- **PROBLEM REQUIREMENTS**: Please output, word for word, the passage of the smoothie post below that opens with "Let me go and" and closes with "be a diabetic.".

- **SUPPLIED TEXT**:
----------------------------------------

I'm pretty amped about it.








My lunch was a new smoothie concoction that I had tried the day before with revolting results. I decided to try the combination again because it was high in fiber, high in protein but removed the high vom-factor of protein powder. The fact that people can eat that powdery crap is proof of Darwin's theory--healthy people have a genetic mutation that eliminates taste and food texture sensitivities so that they can power through rancid but healthy things and live longer than all the rest of us who have working taste buds. My grandmother and aunt had just finished giving me shit when the neighbor walked in. Yes, I had my smoothie in a basket-pattern Mason jar. It was all that there was available in the house besides baby food jars. And yes, the result looked like I had taken a pipe wrench to the underside of the sink and filled said basket jar with the garbage disposal contents. And yes, it sort of tasted like that but in a sweet and tolerable (note: not delicious) form. But the neighbor walks in and immediately inquires about this fanciful basket jar sludge I was ingesting through a smile that looked like I was REALLY trying not to regret my healthier decisions.

I have quickly learned that people will always ask what's in your smoothie. It makes me think of this CSI episode where this one nutritionist was making human blood/organ powder smoothies (talk about subjective health and nutrition...) because she had Renfield's Syndrome or at least claimed that she did. How the hell did this woman go for years eating people without being bothered to list her smoothie secrets?! Anyway, most of the time people genuinely don't care what's in your smoothie. It's almost like this compulsion to reduce ambiguity. You could say that there's panda tears, bamboo stalks, and soy sauce in it and it's called the "Karma Express" and has been known by the Asian Chinese for years to center your chi... or something. It doesn't have to make sense--karma is part of Hindu traditions, most commonly associated with Indian culture and chi is from Buddhism--no one notices. It doesn't matter most of the time. But every other time (like this one with the neighbor), they do care and want to know what you dared to put in your blender. Mainly for the purpose of judging it.

And, ok, that's a negative way to look at it. But their response does come from this place of feeling they know better about smoothie experiences. I listed my ingredients and woefully ended with "It all sounds good but combined... the taste? Not so much." There was no request for recipes, no suggestions for improvements, just stating the facts. I. don't. like. this. But I had to be polite and listen through a smoothie recipe the neighbor swore by (swore what? Who knows. I don't care.). When the first ingredient was kale I tried to say, "I cannot stand kale. Someone" playful glare towards my grandmother "who may or may not be at this table totally scarred me for life with kale. I think it tastes bitter."

"Oh you don't taste it! Spinach is the one with the bitter taste!"



... sigh...



Let me go and think about the chips I like and about how if I had a brownie for every time I expressed my opinion and received a response that acted like the total opposite was fact, I would be a diabetic.

Let me also say that I totally judge too. Actually, judging is where I AM an athlete. Jump to a judge in a single bound, I do. And I judge the shit out of other people's food choices. Today my mom told me that my dad has high blood sugar so he has chosen to cut out his snack peanut butter crackers but not his pudding or Little Debbie's treats... look me in the eye and tell me you don't judge the shit out of that food choice. I'm training my mind to think in sugar grams and sodium milligrams. It's to help myself. So I get it, Mimi's neighbor, my friends, healthy-minded people--you train your mind to think healthy and it's hard to remember that not everyone is programmed that way. Just like my mind has formed a distinct sex-subjects funnel, it doesn't mean that there isn't more to the world.
There's also more images in this world than this ridiculous dog. But it's funny and I'm lazy.

----------------------------------------

(Dataset items)

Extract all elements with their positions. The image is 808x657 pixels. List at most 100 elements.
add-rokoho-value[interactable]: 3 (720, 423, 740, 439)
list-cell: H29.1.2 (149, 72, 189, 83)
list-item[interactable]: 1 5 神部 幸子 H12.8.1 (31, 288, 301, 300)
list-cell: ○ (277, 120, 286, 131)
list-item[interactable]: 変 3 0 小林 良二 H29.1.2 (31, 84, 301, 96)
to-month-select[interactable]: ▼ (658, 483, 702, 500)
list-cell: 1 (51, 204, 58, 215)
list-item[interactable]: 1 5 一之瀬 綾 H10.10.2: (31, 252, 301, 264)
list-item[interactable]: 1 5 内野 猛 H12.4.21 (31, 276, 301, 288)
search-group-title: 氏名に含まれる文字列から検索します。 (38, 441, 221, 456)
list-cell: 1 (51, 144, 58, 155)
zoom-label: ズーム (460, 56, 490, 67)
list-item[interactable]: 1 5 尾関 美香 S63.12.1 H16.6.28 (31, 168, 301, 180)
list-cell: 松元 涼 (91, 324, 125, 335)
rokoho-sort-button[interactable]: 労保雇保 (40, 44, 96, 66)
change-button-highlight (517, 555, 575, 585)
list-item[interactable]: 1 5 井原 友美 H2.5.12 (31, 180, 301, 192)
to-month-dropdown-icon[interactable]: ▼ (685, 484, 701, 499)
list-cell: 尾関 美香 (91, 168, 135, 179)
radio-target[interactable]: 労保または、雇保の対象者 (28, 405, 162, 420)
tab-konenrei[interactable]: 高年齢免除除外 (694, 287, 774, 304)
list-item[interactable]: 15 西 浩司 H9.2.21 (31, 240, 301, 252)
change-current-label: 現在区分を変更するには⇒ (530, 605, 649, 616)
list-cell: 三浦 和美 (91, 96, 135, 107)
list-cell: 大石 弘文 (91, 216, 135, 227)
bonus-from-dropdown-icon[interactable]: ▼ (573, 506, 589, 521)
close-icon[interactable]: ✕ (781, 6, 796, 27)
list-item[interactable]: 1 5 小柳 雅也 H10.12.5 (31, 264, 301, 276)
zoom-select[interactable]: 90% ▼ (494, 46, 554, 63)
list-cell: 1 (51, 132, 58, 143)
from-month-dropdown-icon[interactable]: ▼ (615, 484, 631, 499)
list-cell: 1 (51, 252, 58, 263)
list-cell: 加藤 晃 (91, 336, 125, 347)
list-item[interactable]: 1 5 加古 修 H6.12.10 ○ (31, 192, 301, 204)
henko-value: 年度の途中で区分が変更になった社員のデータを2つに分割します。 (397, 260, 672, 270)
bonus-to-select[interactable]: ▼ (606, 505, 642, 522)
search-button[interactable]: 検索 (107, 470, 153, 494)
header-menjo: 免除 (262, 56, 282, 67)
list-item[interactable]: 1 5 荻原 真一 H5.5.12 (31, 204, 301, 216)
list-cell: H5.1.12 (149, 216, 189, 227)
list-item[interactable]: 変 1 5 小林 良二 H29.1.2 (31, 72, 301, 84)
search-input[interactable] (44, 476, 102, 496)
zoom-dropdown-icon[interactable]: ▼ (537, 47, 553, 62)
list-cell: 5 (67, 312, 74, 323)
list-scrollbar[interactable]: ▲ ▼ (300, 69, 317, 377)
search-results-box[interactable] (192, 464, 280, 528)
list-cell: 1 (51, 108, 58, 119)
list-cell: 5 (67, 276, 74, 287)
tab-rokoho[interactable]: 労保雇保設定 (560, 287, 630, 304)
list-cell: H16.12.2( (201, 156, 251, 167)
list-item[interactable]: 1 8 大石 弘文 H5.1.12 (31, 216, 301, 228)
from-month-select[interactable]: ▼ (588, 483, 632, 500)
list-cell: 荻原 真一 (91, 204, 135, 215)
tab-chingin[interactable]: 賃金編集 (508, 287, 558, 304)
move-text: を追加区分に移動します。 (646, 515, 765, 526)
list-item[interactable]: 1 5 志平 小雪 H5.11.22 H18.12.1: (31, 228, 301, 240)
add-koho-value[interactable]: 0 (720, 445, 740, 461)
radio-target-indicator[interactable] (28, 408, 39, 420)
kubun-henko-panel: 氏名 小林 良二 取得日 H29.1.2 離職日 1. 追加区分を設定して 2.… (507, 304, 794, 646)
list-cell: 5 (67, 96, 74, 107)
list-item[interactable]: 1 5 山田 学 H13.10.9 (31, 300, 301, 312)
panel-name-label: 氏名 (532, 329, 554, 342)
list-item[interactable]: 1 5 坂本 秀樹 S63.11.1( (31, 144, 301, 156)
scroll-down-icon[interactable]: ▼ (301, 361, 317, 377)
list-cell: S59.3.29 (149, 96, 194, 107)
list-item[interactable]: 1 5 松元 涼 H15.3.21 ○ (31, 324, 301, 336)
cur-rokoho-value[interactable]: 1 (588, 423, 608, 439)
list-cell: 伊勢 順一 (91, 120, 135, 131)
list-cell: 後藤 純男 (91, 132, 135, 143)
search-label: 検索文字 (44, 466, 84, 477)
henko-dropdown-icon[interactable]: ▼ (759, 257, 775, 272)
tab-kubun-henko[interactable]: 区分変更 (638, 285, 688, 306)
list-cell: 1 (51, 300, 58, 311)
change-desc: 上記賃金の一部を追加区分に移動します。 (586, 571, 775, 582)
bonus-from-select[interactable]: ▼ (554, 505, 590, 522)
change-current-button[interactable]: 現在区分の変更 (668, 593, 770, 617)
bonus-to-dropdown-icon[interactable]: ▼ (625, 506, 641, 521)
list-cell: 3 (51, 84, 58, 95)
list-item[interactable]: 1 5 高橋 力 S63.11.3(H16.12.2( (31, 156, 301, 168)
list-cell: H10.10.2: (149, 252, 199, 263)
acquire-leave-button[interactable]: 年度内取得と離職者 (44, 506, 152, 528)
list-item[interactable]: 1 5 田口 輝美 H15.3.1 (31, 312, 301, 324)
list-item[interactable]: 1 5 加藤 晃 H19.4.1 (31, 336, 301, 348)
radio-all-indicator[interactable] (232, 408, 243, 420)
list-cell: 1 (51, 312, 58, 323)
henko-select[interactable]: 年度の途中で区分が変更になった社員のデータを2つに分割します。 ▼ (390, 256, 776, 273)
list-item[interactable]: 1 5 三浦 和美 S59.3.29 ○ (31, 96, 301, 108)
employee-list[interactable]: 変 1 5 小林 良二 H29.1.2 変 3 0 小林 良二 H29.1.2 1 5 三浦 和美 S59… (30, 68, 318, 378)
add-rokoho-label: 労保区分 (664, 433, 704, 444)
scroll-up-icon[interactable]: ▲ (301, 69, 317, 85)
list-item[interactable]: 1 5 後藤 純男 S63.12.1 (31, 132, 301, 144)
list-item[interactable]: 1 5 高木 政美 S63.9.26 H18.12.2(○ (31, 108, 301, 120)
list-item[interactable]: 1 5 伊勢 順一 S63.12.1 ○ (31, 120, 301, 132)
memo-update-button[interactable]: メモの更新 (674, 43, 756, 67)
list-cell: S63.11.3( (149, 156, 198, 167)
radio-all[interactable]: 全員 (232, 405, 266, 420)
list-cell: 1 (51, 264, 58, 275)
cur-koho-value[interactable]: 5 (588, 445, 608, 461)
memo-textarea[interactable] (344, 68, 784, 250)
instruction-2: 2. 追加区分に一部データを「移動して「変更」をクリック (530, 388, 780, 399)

----------------------------------------

- **TASK RESULT**:
Let me go and think about the chips I like and about how if I had a brownie for every time I expressed my opinion and received a response that acted like the total opposite was fact, I would be a diabetic.